Set problem.
Scan the material that follows. Copy every line containing the word "sèches".

Records provided.
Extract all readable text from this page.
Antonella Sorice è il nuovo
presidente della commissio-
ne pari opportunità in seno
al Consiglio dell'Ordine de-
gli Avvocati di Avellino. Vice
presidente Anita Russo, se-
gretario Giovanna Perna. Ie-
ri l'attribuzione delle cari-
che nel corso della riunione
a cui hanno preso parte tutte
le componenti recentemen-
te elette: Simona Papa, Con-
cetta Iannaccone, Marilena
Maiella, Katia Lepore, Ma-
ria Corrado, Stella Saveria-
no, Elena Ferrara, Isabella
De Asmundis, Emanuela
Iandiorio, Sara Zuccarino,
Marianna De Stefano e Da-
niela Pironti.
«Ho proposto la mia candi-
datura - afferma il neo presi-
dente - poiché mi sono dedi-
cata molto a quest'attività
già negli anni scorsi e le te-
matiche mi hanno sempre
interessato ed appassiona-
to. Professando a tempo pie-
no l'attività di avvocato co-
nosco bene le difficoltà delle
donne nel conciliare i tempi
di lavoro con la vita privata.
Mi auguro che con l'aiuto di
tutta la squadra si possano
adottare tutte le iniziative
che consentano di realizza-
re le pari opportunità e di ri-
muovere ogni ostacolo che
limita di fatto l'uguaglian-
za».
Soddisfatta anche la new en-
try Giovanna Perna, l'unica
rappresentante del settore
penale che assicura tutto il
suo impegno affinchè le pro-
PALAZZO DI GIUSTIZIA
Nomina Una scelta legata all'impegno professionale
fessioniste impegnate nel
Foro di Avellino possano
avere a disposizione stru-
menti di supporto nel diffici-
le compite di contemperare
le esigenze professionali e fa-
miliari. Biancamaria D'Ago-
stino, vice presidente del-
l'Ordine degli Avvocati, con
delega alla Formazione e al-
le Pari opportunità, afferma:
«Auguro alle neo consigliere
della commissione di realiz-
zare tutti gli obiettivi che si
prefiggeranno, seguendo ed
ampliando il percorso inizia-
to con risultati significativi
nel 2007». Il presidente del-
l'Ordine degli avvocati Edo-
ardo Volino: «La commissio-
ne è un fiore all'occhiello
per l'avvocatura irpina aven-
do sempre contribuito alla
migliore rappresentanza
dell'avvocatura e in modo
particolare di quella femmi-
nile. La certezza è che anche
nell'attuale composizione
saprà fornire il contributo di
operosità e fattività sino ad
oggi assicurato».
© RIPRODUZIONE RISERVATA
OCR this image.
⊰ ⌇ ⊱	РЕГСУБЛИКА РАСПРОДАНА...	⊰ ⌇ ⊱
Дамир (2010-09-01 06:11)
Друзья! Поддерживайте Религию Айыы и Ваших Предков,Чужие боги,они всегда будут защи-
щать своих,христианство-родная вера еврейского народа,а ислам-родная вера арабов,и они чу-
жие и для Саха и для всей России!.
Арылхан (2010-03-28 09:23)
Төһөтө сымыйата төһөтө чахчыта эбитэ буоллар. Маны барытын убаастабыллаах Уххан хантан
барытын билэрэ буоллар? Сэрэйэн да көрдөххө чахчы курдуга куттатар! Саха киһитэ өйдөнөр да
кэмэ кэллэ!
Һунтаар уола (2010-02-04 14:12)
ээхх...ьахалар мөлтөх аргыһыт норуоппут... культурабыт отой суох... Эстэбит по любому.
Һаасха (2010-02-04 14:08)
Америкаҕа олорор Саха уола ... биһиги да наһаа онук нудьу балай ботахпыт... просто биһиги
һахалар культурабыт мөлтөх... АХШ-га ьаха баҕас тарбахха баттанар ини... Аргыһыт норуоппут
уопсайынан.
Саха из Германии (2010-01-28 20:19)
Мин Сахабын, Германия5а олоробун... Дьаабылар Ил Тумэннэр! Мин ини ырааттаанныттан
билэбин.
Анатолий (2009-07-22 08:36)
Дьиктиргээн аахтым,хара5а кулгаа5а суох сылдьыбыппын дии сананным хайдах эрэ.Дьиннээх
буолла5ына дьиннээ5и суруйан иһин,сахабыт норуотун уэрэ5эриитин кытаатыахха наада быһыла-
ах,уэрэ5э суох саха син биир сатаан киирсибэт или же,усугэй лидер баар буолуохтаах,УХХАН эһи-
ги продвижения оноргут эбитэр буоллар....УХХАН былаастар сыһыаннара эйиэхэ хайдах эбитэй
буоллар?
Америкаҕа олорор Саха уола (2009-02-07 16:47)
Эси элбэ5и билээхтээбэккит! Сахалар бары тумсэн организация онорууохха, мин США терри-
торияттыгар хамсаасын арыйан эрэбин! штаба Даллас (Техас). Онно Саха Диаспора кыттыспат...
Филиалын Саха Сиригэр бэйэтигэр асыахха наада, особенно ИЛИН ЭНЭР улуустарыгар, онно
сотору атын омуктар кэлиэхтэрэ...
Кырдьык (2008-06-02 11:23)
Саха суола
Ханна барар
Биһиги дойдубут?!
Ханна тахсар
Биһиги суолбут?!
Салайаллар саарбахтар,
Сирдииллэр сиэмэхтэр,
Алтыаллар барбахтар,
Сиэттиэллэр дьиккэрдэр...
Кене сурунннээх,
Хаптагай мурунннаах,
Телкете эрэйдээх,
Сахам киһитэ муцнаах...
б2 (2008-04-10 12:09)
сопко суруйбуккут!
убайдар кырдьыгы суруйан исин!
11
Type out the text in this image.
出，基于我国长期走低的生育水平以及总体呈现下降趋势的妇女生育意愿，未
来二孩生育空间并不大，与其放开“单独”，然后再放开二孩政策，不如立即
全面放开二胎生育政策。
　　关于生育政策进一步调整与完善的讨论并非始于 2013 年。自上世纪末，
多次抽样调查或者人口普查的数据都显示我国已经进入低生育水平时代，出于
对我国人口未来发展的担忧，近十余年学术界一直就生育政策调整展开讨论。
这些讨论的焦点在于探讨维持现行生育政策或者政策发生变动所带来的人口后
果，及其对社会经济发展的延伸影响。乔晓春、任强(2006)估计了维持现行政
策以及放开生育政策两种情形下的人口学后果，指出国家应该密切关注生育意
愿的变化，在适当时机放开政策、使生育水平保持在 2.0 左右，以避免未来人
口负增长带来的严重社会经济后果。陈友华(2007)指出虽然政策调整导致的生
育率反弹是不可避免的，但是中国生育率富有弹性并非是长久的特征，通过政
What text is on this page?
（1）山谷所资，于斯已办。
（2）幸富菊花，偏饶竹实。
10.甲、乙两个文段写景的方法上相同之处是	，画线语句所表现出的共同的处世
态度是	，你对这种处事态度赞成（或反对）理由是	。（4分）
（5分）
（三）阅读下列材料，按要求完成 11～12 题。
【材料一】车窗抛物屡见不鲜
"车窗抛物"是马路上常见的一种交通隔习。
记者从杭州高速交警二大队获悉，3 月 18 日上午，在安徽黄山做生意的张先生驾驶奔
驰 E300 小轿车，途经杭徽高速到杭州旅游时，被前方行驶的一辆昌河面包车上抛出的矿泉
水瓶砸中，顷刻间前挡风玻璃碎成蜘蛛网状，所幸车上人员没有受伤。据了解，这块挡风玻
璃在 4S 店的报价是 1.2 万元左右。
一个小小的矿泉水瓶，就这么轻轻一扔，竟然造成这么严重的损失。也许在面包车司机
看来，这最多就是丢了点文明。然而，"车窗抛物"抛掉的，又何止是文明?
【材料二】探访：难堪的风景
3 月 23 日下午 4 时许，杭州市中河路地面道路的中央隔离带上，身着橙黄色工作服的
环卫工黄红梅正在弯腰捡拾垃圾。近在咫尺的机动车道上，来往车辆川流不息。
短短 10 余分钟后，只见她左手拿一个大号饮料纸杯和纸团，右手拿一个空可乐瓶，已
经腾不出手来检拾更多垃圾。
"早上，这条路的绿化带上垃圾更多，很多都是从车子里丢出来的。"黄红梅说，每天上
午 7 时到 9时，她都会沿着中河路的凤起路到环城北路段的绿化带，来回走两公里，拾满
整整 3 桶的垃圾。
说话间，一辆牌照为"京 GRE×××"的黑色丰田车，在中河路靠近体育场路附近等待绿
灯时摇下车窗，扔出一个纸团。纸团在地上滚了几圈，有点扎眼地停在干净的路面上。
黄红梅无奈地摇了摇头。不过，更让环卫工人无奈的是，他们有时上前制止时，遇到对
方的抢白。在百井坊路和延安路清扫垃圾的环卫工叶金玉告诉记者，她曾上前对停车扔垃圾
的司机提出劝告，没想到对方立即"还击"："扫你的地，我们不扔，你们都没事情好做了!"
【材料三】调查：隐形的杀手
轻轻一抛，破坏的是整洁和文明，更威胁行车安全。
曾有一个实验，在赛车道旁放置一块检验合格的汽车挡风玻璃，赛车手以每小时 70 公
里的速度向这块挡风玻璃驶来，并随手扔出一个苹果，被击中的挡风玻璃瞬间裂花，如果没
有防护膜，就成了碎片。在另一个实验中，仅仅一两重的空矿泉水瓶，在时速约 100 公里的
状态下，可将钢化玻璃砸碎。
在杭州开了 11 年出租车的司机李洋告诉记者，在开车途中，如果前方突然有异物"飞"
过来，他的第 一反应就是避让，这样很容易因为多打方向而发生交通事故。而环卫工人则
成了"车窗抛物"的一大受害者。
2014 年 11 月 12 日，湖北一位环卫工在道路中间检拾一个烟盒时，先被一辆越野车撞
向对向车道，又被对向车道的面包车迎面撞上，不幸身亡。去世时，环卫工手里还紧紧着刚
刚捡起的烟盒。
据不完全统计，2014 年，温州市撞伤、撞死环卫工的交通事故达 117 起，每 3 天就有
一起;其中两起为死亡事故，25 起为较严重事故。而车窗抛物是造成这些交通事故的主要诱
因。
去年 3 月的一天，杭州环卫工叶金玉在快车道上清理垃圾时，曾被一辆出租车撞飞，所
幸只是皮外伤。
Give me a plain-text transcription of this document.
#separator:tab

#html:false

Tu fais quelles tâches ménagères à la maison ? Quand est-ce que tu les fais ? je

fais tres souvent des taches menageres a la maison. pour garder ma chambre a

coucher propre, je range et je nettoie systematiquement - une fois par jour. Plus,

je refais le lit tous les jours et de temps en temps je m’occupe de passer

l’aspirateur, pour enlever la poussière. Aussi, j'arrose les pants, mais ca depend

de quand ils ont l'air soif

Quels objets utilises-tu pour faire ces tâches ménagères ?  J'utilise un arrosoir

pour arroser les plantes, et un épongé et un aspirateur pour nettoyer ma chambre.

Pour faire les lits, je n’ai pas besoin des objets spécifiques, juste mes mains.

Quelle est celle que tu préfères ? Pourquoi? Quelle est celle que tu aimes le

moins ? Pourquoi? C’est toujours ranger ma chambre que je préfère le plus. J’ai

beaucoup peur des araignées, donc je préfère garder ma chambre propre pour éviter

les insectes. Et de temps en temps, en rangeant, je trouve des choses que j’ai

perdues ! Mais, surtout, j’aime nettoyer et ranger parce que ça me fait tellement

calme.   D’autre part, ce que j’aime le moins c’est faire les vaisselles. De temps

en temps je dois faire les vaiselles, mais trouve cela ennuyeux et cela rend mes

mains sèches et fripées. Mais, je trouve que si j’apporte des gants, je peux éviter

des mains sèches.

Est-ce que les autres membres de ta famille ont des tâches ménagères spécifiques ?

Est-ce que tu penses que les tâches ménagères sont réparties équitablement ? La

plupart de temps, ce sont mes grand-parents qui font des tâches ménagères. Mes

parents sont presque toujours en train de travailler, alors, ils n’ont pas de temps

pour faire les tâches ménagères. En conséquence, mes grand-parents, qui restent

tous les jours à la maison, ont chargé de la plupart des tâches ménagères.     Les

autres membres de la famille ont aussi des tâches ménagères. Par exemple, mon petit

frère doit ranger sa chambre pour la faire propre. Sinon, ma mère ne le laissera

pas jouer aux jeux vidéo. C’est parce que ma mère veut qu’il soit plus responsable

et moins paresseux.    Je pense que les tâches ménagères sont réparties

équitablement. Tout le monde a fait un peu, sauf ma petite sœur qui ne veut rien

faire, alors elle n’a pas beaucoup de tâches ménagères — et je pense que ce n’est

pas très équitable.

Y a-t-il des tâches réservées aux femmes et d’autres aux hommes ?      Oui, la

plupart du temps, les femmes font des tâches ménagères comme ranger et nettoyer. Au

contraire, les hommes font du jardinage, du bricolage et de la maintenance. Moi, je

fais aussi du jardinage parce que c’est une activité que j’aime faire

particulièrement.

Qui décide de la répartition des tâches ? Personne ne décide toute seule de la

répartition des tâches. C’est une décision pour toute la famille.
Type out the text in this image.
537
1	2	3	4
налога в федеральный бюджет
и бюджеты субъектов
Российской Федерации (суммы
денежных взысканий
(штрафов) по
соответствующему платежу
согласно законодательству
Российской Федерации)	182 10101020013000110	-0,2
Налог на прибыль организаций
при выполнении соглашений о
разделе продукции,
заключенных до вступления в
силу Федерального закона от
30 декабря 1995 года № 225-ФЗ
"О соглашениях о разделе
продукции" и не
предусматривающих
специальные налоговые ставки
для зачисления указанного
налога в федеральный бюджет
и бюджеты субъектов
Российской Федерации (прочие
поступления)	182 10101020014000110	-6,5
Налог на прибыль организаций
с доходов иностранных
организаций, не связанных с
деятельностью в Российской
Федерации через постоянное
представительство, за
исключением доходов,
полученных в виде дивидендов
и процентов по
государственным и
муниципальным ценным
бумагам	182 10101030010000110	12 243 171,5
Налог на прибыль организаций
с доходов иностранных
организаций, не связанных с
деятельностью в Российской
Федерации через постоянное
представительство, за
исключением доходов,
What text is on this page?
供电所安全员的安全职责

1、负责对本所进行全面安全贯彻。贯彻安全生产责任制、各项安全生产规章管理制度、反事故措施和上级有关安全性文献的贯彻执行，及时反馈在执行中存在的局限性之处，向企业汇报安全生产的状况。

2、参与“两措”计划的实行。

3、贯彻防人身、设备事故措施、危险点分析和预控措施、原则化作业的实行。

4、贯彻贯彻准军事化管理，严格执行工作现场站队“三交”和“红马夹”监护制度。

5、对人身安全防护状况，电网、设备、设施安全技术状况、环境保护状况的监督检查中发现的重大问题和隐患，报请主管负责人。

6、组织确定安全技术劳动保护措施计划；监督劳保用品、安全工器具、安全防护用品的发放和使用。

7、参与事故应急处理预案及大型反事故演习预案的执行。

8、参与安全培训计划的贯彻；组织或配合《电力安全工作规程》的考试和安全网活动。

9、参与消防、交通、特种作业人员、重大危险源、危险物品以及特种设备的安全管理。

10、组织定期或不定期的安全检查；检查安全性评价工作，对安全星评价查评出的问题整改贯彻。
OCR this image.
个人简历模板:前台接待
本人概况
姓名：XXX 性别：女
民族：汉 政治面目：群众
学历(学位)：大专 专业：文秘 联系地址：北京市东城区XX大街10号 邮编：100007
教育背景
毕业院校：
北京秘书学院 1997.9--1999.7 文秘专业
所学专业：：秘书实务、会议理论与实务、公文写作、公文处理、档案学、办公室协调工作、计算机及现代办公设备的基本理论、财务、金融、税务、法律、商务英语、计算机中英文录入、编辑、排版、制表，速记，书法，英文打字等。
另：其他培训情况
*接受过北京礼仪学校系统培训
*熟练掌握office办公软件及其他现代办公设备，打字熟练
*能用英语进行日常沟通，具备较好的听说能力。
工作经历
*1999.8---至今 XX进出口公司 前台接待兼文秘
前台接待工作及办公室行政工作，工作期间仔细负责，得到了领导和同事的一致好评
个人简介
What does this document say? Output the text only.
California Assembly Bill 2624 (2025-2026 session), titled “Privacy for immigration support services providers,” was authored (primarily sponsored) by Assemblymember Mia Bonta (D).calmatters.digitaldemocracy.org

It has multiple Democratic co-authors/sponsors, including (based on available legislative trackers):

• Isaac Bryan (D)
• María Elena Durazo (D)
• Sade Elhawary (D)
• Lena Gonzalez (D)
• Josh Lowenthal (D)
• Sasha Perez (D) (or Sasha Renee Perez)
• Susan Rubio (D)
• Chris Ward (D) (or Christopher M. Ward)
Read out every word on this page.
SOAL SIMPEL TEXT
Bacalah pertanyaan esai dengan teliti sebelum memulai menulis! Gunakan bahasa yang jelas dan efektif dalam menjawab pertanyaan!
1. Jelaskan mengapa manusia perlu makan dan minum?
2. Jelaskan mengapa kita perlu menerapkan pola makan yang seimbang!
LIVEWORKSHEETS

Result.
mains sèches et fripées. Mais, je trouve que si j’apporte des gants, je peux éviter
des mains sèches.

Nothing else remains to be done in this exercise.